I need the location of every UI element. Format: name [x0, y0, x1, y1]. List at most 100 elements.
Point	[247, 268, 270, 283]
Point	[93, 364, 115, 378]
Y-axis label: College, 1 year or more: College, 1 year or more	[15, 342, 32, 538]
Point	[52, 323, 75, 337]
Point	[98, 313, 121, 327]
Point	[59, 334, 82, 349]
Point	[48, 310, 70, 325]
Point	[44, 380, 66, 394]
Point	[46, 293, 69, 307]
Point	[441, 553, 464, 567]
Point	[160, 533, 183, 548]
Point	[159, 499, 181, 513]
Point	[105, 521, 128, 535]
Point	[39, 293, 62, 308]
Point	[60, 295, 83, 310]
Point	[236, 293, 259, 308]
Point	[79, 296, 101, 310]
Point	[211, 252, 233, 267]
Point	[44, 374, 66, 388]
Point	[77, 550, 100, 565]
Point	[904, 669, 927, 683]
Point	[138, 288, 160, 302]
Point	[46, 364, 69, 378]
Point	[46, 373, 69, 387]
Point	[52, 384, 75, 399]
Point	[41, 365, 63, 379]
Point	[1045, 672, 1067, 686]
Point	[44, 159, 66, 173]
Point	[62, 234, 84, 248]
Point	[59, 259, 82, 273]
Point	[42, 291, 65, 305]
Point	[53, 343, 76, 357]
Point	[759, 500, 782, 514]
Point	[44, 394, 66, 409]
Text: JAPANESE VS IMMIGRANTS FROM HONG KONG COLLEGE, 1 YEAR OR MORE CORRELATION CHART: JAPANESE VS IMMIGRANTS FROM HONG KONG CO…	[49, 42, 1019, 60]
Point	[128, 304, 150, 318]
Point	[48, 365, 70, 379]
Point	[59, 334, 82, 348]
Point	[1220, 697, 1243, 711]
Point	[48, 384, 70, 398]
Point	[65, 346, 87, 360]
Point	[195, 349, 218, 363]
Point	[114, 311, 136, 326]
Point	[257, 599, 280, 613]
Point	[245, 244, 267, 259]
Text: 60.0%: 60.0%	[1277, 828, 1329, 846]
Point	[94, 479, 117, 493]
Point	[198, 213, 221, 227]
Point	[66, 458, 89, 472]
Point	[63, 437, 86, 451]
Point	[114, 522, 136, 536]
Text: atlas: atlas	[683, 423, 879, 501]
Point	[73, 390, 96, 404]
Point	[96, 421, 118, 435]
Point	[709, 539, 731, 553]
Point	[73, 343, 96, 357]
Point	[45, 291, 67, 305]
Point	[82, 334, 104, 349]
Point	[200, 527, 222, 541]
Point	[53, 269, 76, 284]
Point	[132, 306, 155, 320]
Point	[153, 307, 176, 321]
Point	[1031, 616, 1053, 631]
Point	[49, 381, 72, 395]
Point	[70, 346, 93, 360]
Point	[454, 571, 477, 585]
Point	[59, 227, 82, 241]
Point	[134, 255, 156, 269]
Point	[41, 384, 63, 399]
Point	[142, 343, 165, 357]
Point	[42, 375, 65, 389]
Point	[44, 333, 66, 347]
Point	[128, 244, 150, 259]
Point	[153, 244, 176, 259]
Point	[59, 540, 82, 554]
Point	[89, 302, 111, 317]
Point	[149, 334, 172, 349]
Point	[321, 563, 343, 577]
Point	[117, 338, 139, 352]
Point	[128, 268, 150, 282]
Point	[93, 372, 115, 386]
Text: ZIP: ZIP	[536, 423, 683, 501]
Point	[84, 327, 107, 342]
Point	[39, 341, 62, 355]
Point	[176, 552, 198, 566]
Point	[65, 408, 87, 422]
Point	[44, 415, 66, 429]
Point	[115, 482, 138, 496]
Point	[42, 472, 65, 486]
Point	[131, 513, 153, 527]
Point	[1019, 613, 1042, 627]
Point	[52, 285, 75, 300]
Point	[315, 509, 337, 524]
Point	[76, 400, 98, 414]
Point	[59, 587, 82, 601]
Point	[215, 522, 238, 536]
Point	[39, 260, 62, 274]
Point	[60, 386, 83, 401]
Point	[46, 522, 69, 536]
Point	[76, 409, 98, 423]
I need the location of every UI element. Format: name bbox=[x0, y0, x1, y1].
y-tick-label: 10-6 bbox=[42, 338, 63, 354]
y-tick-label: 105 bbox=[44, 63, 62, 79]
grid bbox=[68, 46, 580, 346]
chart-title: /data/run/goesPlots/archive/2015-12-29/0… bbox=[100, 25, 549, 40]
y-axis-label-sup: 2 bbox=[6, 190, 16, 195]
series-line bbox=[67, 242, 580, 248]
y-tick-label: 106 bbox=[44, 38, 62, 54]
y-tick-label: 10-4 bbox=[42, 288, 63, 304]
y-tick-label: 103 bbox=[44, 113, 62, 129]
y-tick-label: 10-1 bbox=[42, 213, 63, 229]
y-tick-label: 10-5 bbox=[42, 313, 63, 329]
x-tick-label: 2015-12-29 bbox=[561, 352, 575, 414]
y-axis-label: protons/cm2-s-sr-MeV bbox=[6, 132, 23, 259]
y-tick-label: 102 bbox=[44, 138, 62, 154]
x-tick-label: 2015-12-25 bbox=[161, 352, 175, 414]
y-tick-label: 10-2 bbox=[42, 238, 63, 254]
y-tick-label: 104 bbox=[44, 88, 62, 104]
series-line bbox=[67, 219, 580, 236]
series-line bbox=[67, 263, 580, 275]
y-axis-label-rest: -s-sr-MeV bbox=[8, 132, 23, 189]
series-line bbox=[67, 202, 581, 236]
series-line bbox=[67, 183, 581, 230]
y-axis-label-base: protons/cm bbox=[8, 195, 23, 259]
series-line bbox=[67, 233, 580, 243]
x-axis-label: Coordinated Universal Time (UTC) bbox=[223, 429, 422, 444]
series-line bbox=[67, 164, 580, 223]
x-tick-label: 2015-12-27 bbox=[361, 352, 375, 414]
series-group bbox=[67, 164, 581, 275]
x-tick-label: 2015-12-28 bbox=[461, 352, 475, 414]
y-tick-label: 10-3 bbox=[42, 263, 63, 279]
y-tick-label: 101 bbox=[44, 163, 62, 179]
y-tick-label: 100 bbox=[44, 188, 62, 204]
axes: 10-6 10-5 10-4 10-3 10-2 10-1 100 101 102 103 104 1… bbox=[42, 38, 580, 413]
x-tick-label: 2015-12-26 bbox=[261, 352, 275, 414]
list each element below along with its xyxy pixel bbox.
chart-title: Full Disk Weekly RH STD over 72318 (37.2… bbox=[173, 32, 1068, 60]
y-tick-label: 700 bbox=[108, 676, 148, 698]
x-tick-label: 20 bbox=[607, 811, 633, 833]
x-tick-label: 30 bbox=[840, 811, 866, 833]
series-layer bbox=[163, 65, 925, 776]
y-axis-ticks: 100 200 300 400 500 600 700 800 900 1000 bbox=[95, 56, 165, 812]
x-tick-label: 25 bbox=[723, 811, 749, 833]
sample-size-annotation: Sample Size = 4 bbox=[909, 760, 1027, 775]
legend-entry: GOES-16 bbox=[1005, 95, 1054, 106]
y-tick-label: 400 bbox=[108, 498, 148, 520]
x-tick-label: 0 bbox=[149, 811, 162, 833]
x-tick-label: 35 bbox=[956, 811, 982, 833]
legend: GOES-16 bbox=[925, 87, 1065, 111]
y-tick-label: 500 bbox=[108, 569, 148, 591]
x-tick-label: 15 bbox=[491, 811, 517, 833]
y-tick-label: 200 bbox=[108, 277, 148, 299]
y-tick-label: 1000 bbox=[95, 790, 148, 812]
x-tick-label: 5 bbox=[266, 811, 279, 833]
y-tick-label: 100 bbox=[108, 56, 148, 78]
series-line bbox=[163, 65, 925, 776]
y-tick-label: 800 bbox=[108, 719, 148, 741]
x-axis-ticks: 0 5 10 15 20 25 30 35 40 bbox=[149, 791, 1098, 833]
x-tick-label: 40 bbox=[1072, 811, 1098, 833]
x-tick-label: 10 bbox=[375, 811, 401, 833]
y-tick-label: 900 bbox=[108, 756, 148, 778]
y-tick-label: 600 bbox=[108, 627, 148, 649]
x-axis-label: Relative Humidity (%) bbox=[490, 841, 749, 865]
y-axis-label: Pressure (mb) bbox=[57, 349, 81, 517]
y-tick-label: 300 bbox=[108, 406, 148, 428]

+ + + + + + +

• EXERCISE: Copy out the material verbatim from its first line through the line holding "458, 89, 472]", inclusive.

• RESPONSE TO THE TASK:
I need the location of every UI element. Format: name [x0, y0, x1, y1]. List at most 100 elements.
Point	[247, 268, 270, 283]
Point	[93, 364, 115, 378]
Y-axis label: College, 1 year or more: College, 1 year or more	[15, 342, 32, 538]
Point	[52, 323, 75, 337]
Point	[98, 313, 121, 327]
Point	[59, 334, 82, 349]
Point	[48, 310, 70, 325]
Point	[44, 380, 66, 394]
Point	[46, 293, 69, 307]
Point	[441, 553, 464, 567]
Point	[160, 533, 183, 548]
Point	[159, 499, 181, 513]
Point	[105, 521, 128, 535]
Point	[39, 293, 62, 308]
Point	[60, 295, 83, 310]
Point	[236, 293, 259, 308]
Point	[79, 296, 101, 310]
Point	[211, 252, 233, 267]
Point	[44, 374, 66, 388]
Point	[77, 550, 100, 565]
Point	[904, 669, 927, 683]
Point	[138, 288, 160, 302]
Point	[46, 364, 69, 378]
Point	[46, 373, 69, 387]
Point	[52, 384, 75, 399]
Point	[41, 365, 63, 379]
Point	[1045, 672, 1067, 686]
Point	[44, 159, 66, 173]
Point	[62, 234, 84, 248]
Point	[59, 259, 82, 273]
Point	[42, 291, 65, 305]
Point	[53, 343, 76, 357]
Point	[759, 500, 782, 514]
Point	[44, 394, 66, 409]
Text: JAPANESE VS IMMIGRANTS FROM HONG KONG COLLEGE, 1 YEAR OR MORE CORRELATION CHART: JAPANESE VS IMMIGRANTS FROM HONG KONG CO…	[49, 42, 1019, 60]
Point	[128, 304, 150, 318]
Point	[48, 365, 70, 379]
Point	[59, 334, 82, 348]
Point	[1220, 697, 1243, 711]
Point	[48, 384, 70, 398]
Point	[65, 346, 87, 360]
Point	[195, 349, 218, 363]
Point	[114, 311, 136, 326]
Point	[257, 599, 280, 613]
Point	[245, 244, 267, 259]
Text: 60.0%: 60.0%	[1277, 828, 1329, 846]
Point	[94, 479, 117, 493]
Point	[198, 213, 221, 227]
Point	[66, 458, 89, 472]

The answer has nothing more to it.